- WHAT YOU HAVE TO DO
Reproduce the listing exactly, with no pictures in your copy.
···
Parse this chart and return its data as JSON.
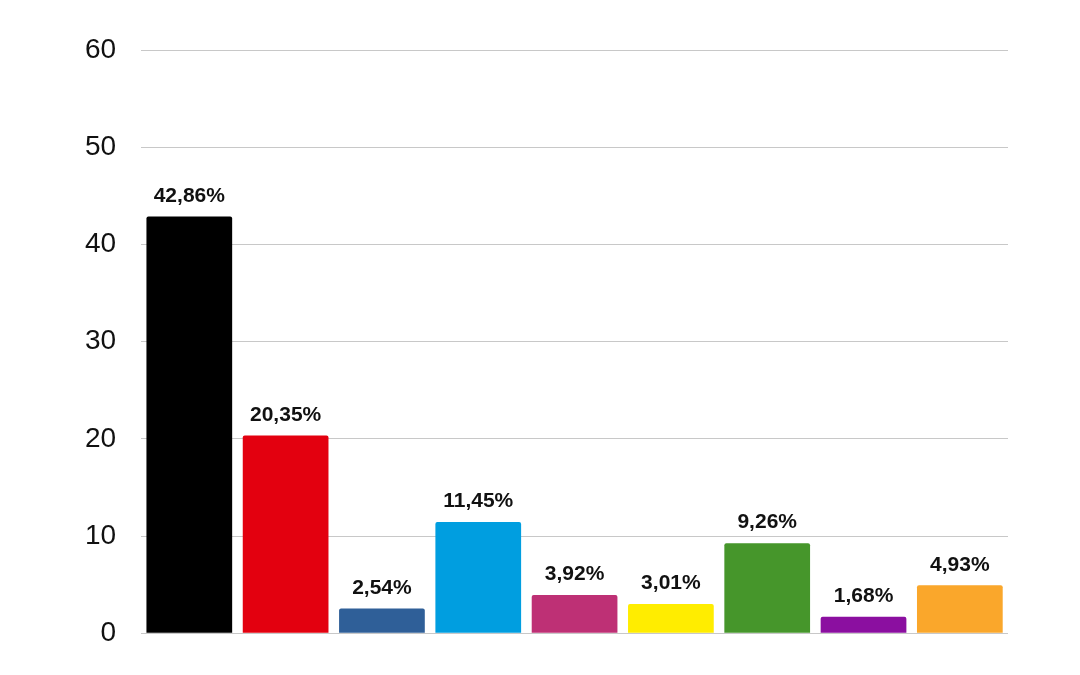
{
  "chart_data": {
    "type": "bar",
    "categories": [
      null,
      null,
      null,
      null,
      null,
      null,
      null,
      null,
      null
    ],
    "values": [
      42.86,
      20.35,
      2.54,
      11.45,
      3.92,
      3.01,
      9.26,
      1.68,
      4.93
    ],
    "colors": [
      "#000000",
      "#e3000f",
      "#2f5f98",
      "#009ee0",
      "#be3075",
      "#ffed00",
      "#46962b",
      "#8b0fa0",
      "#faa72b"
    ],
    "value_labels": [
      "42,86%",
      "20,35%",
      "2,54%",
      "11,45%",
      "3,92%",
      "3,01%",
      "9,26%",
      "1,68%",
      "4,93%"
    ],
    "ylim": [
      0,
      60
    ],
    "yticks": [
      0,
      10,
      20,
      30,
      40,
      50,
      60
    ],
    "grid": "y",
    "legend": false,
    "tick_labels": "y"
  }
}
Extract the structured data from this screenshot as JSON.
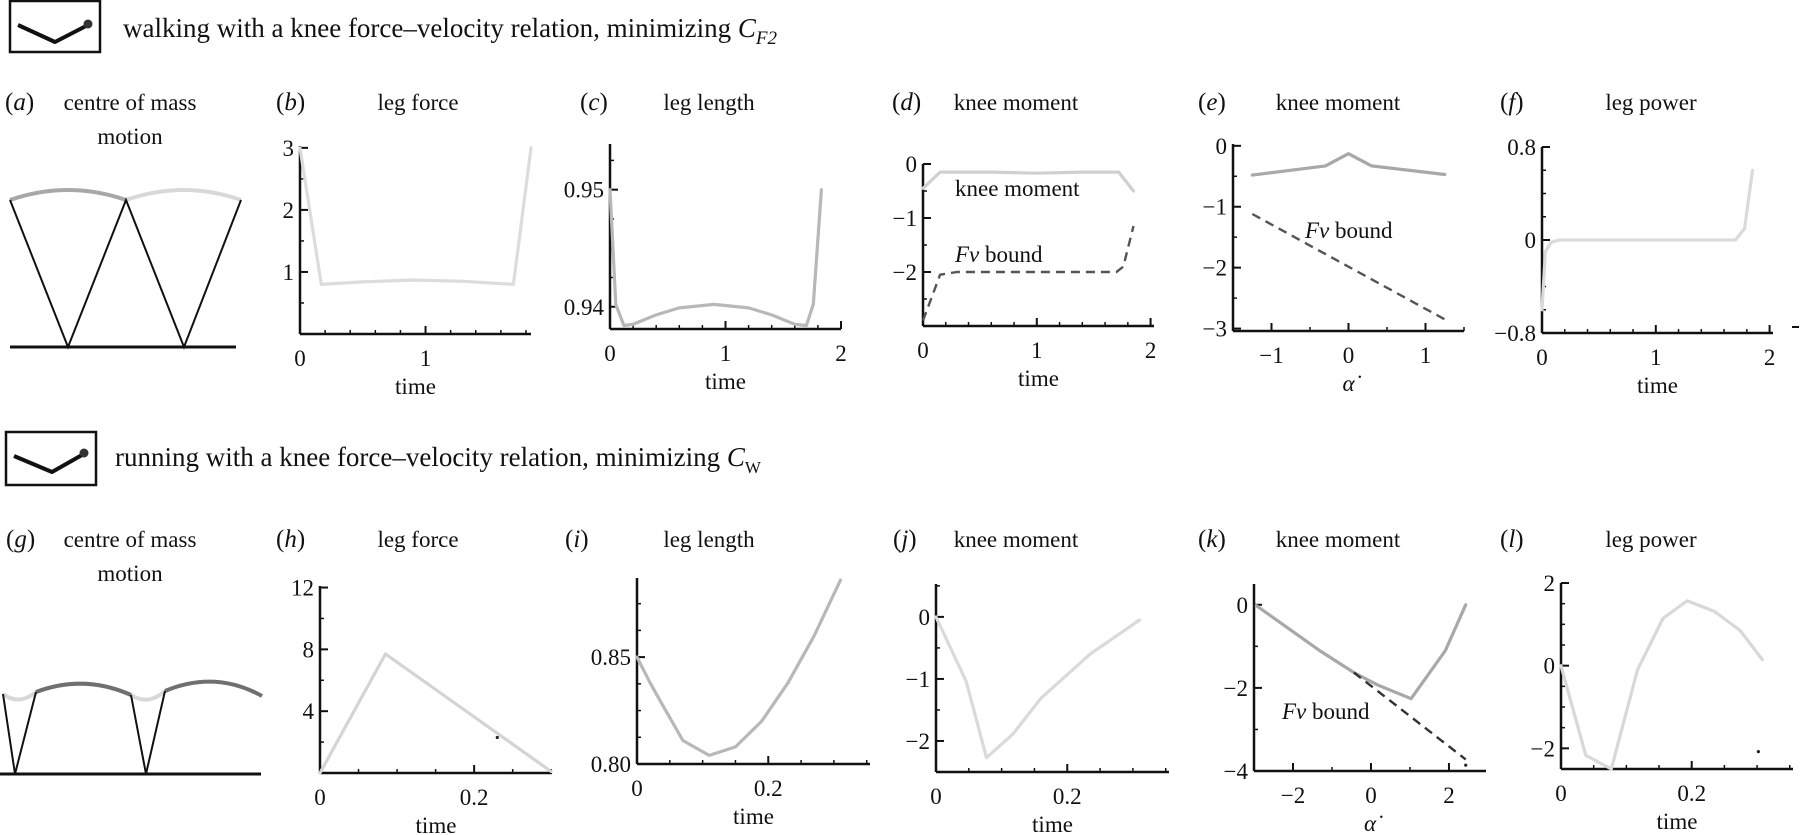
···
- SOLUTION FOR THIS PROBLEM
Parse this chart and return its data as JSON.
{
  "chart_data": {
    "type": "bar",
    "categories": [
      null,
      null,
      null,
      null,
      null,
      null,
      null,
      null,
      null
    ],
    "values": [
      42.86,
      20.35,
      2.54,
      11.45,
      3.92,
      3.01,
      9.26,
      1.68,
      4.93
    ],
    "colors": [
      "#000000",
      "#e3000f",
      "#2f5f98",
      "#009ee0",
      "#be3075",
      "#ffed00",
      "#46962b",
      "#8b0fa0",
      "#faa72b"
    ],
    "value_labels": [
      "42,86%",
      "20,35%",
      "2,54%",
      "11,45%",
      "3,92%",
      "3,01%",
      "9,26%",
      "1,68%",
      "4,93%"
    ],
    "ylim": [
      0,
      60
    ],
    "yticks": [
      0,
      10,
      20,
      30,
      40,
      50,
      60
    ],
    "grid": "y",
    "legend": false,
    "tick_labels": "y"
  }
}
Extract the structured data from this screenshot as JSON.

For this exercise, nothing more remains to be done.